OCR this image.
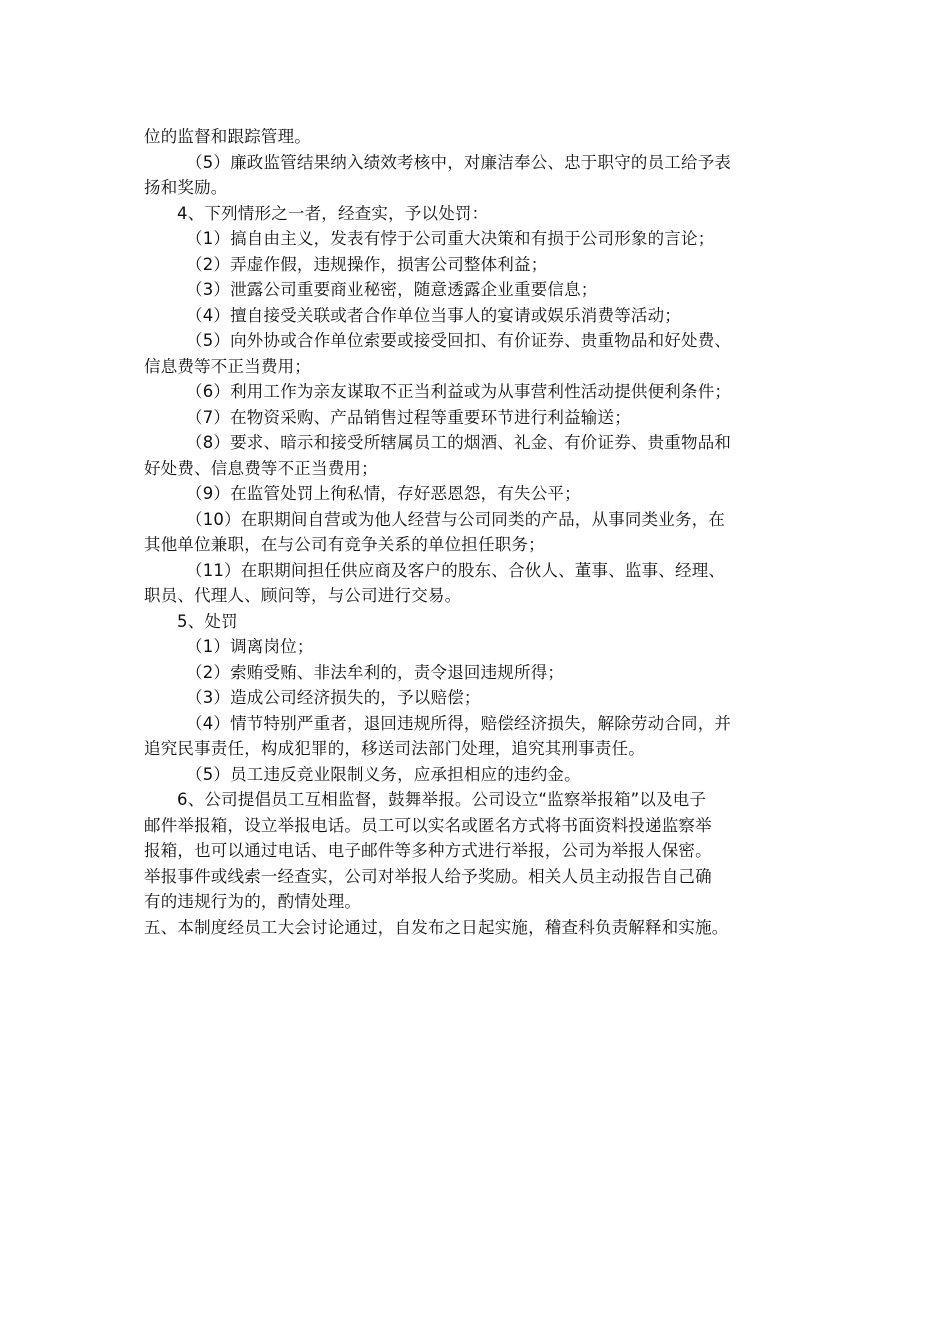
位的监督和跟踪管理。
（5）廉政监管结果纳入绩效考核中，对廉洁奉公、忠于职守的员工给予表
扬和奖励。
4、下列情形之一者，经查实，予以处罚：
（1）搞自由主义，发表有悖于公司重大决策和有损于公司形象的言论；
（2）弄虚作假，违规操作，损害公司整体利益；
（3）泄露公司重要商业秘密，随意透露企业重要信息；
（4）擅自接受关联或者合作单位当事人的宴请或娱乐消费等活动；
（5）向外协或合作单位索要或接受回扣、有价证券、贵重物品和好处费、
信息费等不正当费用；
（6）利用工作为亲友谋取不正当利益或为从事营利性活动提供便利条件；
（7）在物资采购、产品销售过程等重要环节进行利益输送；
（8）要求、暗示和接受所辖属员工的烟酒、礼金、有价证券、贵重物品和
好处费、信息费等不正当费用；
（9）在监管处罚上徇私情，存好恶恩怨，有失公平；
（10）在职期间自营或为他人经营与公司同类的产品，从事同类业务，在
其他单位兼职，在与公司有竞争关系的单位担任职务；
（11）在职期间担任供应商及客户的股东、合伙人、董事、监事、经理、
职员、代理人、顾问等，与公司进行交易。
5、处罚
（1）调离岗位；
（2）索贿受贿、非法牟利的，责令退回违规所得；
（3）造成公司经济损失的，予以赔偿；
（4）情节特别严重者，退回违规所得，赔偿经济损失，解除劳动合同，并
追究民事责任，构成犯罪的，移送司法部门处理，追究其刑事责任。
（5）员工违反竞业限制义务，应承担相应的违约金。
6、公司提倡员工互相监督，鼓舞举报。公司设立“监察举报箱”以及电子
邮件举报箱，设立举报电话。员工可以实名或匿名方式将书面资料投递监察举
报箱，也可以通过电话、电子邮件等多种方式进行举报，公司为举报人保密。
举报事件或线索一经查实，公司对举报人给予奖励。相关人员主动报告自己确
有的违规行为的，酌情处理。
五、本制度经员工大会讨论通过，自发布之日起实施，稽查科负责解释和实施。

* Objective:
Repeat verbatim all the material, but not the pictures.

* Solution:
OCR this image.
位的监督和跟踪管理。
（5）廉政监管结果纳入绩效考核中，对廉洁奉公、忠于职守的员工给予表
扬和奖励。
4、下列情形之一者，经查实，予以处罚：
（1）搞自由主义，发表有悖于公司重大决策和有损于公司形象的言论；
（2）弄虚作假，违规操作，损害公司整体利益；
（3）泄露公司重要商业秘密，随意透露企业重要信息；
（4）擅自接受关联或者合作单位当事人的宴请或娱乐消费等活动；
（5）向外协或合作单位索要或接受回扣、有价证券、贵重物品和好处费、
信息费等不正当费用；
（6）利用工作为亲友谋取不正当利益或为从事营利性活动提供便利条件；
（7）在物资采购、产品销售过程等重要环节进行利益输送；
（8）要求、暗示和接受所辖属员工的烟酒、礼金、有价证券、贵重物品和
好处费、信息费等不正当费用；
（9）在监管处罚上徇私情，存好恶恩怨，有失公平；
（10）在职期间自营或为他人经营与公司同类的产品，从事同类业务，在
其他单位兼职，在与公司有竞争关系的单位担任职务；
（11）在职期间担任供应商及客户的股东、合伙人、董事、监事、经理、
职员、代理人、顾问等，与公司进行交易。
5、处罚
（1）调离岗位；
（2）索贿受贿、非法牟利的，责令退回违规所得；
（3）造成公司经济损失的，予以赔偿；
（4）情节特别严重者，退回违规所得，赔偿经济损失，解除劳动合同，并
追究民事责任，构成犯罪的，移送司法部门处理，追究其刑事责任。
（5）员工违反竞业限制义务，应承担相应的违约金。
6、公司提倡员工互相监督，鼓舞举报。公司设立“监察举报箱”以及电子
邮件举报箱，设立举报电话。员工可以实名或匿名方式将书面资料投递监察举
报箱，也可以通过电话、电子邮件等多种方式进行举报，公司为举报人保密。
举报事件或线索一经查实，公司对举报人给予奖励。相关人员主动报告自己确
有的违规行为的，酌情处理。
五、本制度经员工大会讨论通过，自发布之日起实施，稽查科负责解释和实施。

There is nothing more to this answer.